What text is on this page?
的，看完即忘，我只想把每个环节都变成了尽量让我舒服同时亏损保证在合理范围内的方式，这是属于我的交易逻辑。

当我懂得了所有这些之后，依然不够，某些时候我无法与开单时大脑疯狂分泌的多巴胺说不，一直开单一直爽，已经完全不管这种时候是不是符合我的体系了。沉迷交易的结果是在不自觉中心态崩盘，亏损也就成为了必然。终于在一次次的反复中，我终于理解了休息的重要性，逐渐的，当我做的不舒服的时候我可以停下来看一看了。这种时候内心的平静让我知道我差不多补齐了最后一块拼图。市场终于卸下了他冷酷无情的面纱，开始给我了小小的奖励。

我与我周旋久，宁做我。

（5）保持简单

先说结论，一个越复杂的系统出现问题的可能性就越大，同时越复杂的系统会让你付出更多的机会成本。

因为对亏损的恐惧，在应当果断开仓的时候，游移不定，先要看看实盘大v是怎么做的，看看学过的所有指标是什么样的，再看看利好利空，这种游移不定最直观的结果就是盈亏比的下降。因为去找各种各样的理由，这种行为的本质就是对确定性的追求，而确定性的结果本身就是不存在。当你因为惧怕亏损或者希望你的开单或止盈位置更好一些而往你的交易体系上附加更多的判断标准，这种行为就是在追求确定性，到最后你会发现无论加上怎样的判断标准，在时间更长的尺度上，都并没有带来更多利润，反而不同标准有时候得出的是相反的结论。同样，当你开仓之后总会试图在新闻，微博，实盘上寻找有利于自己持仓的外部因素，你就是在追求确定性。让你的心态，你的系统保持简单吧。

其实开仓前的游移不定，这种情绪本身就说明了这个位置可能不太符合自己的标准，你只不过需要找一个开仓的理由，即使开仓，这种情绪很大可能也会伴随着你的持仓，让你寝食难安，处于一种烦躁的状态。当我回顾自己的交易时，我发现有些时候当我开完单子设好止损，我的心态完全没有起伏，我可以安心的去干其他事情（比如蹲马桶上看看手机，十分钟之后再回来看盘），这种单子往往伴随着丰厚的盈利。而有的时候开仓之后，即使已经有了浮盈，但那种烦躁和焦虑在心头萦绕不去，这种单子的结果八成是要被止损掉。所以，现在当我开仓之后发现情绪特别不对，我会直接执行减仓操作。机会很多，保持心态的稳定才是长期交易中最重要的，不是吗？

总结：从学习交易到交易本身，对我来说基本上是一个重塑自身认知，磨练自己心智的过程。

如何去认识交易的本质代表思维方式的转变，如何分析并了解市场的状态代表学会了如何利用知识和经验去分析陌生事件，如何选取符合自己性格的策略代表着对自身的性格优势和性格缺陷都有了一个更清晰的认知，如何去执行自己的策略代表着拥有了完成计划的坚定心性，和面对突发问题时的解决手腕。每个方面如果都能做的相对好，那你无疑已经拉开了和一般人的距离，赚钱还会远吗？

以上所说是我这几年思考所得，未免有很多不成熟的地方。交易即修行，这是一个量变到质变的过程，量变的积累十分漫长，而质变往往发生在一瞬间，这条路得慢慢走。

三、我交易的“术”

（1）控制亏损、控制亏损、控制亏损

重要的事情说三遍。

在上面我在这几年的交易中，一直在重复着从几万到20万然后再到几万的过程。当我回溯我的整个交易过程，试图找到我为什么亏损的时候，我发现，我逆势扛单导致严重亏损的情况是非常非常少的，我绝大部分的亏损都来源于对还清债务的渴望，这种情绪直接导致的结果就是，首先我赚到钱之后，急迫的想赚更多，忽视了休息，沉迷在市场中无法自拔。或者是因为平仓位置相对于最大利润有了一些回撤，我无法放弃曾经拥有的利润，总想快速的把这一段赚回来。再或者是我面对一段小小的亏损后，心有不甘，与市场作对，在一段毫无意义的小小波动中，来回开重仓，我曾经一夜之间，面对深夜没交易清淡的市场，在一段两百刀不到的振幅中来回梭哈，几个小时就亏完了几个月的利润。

> [PROBLEM]: Write out the records above again, keeping each one identical to the original.

> [WRITTEN RESPONSE]:
What text is on this page?
的，看完即忘，我只想把每个环节都变成了尽量让我舒服同时亏损保证在合理范围内的方式，这是属于我的交易逻辑。

当我懂得了所有这些之后，依然不够，某些时候我无法与开单时大脑疯狂分泌的多巴胺说不，一直开单一直爽，已经完全不管这种时候是不是符合我的体系了。沉迷交易的结果是在不自觉中心态崩盘，亏损也就成为了必然。终于在一次次的反复中，我终于理解了休息的重要性，逐渐的，当我做的不舒服的时候我可以停下来看一看了。这种时候内心的平静让我知道我差不多补齐了最后一块拼图。市场终于卸下了他冷酷无情的面纱，开始给我了小小的奖励。

我与我周旋久，宁做我。

（5）保持简单

先说结论，一个越复杂的系统出现问题的可能性就越大，同时越复杂的系统会让你付出更多的机会成本。

因为对亏损的恐惧，在应当果断开仓的时候，游移不定，先要看看实盘大v是怎么做的，看看学过的所有指标是什么样的，再看看利好利空，这种游移不定最直观的结果就是盈亏比的下降。因为去找各种各样的理由，这种行为的本质就是对确定性的追求，而确定性的结果本身就是不存在。当你因为惧怕亏损或者希望你的开单或止盈位置更好一些而往你的交易体系上附加更多的判断标准，这种行为就是在追求确定性，到最后你会发现无论加上怎样的判断标准，在时间更长的尺度上，都并没有带来更多利润，反而不同标准有时候得出的是相反的结论。同样，当你开仓之后总会试图在新闻，微博，实盘上寻找有利于自己持仓的外部因素，你就是在追求确定性。让你的心态，你的系统保持简单吧。

其实开仓前的游移不定，这种情绪本身就说明了这个位置可能不太符合自己的标准，你只不过需要找一个开仓的理由，即使开仓，这种情绪很大可能也会伴随着你的持仓，让你寝食难安，处于一种烦躁的状态。当我回顾自己的交易时，我发现有些时候当我开完单子设好止损，我的心态完全没有起伏，我可以安心的去干其他事情（比如蹲马桶上看看手机，十分钟之后再回来看盘），这种单子往往伴随着丰厚的盈利。而有的时候开仓之后，即使已经有了浮盈，但那种烦躁和焦虑在心头萦绕不去，这种单子的结果八成是要被止损掉。所以，现在当我开仓之后发现情绪特别不对，我会直接执行减仓操作。机会很多，保持心态的稳定才是长期交易中最重要的，不是吗？

总结：从学习交易到交易本身，对我来说基本上是一个重塑自身认知，磨练自己心智的过程。

如何去认识交易的本质代表思维方式的转变，如何分析并了解市场的状态代表学会了如何利用知识和经验去分析陌生事件，如何选取符合自己性格的策略代表着对自身的性格优势和性格缺陷都有了一个更清晰的认知，如何去执行自己的策略代表着拥有了完成计划的坚定心性，和面对突发问题时的解决手腕。每个方面如果都能做的相对好，那你无疑已经拉开了和一般人的距离，赚钱还会远吗？

以上所说是我这几年思考所得，未免有很多不成熟的地方。交易即修行，这是一个量变到质变的过程，量变的积累十分漫长，而质变往往发生在一瞬间，这条路得慢慢走。

三、我交易的“术”

（1）控制亏损、控制亏损、控制亏损

重要的事情说三遍。

在上面我在这几年的交易中，一直在重复着从几万到20万然后再到几万的过程。当我回溯我的整个交易过程，试图找到我为什么亏损的时候，我发现，我逆势扛单导致严重亏损的情况是非常非常少的，我绝大部分的亏损都来源于对还清债务的渴望，这种情绪直接导致的结果就是，首先我赚到钱之后，急迫的想赚更多，忽视了休息，沉迷在市场中无法自拔。或者是因为平仓位置相对于最大利润有了一些回撤，我无法放弃曾经拥有的利润，总想快速的把这一段赚回来。再或者是我面对一段小小的亏损后，心有不甘，与市场作对，在一段毫无意义的小小波动中，来回开重仓，我曾经一夜之间，面对深夜没交易清淡的市场，在一段两百刀不到的振幅中来回梭哈，几个小时就亏完了几个月的利润。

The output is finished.